══ Data shown ══
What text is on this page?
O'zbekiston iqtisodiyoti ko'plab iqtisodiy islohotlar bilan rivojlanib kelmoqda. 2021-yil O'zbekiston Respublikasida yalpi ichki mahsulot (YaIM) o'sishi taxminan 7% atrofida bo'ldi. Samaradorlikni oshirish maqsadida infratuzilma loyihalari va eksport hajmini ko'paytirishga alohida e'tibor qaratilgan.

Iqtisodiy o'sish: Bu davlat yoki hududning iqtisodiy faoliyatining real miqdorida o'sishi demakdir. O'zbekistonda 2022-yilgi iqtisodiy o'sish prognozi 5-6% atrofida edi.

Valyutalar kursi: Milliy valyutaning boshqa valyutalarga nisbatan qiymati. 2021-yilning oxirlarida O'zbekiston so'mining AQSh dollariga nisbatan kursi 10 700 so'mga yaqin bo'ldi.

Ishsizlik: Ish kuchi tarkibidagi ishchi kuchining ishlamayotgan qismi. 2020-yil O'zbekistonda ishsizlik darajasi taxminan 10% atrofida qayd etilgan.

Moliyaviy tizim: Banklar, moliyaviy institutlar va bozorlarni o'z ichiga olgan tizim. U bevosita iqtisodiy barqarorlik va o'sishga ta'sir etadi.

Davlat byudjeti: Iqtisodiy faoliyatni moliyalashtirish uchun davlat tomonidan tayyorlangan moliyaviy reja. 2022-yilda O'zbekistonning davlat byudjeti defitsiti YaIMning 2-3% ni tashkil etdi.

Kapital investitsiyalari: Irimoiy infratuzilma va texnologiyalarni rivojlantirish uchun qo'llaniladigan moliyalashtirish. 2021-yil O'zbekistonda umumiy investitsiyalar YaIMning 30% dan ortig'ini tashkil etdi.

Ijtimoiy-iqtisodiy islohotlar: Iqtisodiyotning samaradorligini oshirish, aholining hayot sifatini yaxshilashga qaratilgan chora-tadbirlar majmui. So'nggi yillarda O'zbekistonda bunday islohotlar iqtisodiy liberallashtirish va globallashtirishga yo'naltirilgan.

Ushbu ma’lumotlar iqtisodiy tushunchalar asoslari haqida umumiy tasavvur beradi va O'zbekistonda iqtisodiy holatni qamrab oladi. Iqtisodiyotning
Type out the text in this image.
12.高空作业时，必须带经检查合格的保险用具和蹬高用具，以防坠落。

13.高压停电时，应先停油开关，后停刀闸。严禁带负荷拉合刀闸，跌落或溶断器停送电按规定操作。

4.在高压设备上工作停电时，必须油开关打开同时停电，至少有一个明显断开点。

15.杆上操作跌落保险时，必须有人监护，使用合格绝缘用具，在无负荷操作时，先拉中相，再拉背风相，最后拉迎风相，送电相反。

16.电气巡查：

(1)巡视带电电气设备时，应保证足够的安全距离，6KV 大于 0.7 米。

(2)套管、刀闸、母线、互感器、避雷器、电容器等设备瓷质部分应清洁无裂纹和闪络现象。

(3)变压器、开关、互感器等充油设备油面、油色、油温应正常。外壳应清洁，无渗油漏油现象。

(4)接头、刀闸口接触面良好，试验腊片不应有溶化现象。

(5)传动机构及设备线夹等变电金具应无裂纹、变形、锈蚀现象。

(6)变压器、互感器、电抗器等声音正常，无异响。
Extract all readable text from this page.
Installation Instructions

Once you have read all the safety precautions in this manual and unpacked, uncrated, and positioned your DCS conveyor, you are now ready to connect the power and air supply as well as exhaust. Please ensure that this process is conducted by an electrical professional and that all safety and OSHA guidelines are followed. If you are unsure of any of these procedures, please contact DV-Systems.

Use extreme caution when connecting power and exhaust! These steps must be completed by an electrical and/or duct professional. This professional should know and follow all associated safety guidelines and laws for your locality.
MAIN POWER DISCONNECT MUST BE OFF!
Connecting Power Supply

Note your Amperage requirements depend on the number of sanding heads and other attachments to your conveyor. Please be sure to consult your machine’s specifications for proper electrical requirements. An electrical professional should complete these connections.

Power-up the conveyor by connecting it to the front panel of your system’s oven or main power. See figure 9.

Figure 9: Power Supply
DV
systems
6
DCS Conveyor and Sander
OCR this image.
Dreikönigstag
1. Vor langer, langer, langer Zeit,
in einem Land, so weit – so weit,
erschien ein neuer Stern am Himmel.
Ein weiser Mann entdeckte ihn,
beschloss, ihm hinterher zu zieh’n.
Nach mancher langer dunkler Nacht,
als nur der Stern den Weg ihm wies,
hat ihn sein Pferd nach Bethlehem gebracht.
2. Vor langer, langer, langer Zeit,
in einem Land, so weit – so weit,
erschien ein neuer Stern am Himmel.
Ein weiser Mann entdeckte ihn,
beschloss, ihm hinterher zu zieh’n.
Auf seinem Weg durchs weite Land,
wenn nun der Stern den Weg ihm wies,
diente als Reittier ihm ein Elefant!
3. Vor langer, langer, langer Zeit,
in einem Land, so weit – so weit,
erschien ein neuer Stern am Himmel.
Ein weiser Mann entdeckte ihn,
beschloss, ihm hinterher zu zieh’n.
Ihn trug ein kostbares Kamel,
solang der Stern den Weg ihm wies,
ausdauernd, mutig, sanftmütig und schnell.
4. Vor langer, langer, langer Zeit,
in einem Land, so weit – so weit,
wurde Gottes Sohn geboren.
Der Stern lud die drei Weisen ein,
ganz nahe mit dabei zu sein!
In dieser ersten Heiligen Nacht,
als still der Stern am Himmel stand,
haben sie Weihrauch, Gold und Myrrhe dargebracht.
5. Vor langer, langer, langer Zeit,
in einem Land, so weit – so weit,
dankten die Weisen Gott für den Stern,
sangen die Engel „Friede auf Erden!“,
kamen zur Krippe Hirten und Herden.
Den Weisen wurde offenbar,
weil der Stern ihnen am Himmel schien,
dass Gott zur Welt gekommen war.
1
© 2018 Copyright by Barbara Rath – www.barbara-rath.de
═══
## Your task
From the entries above, copy every line that holds the word "should".

## Exercise result
Use extreme caution when connecting power and exhaust! These steps must be completed by an electrical and/or duct professional. This professional should know and follow all associated safety guidelines and laws for your locality.
Note your Amperage requirements depend on the number of sanding heads and other attachments to your conveyor. Please be sure to consult your machine’s specifications for proper electrical requirements. An electrical professional should complete these connections.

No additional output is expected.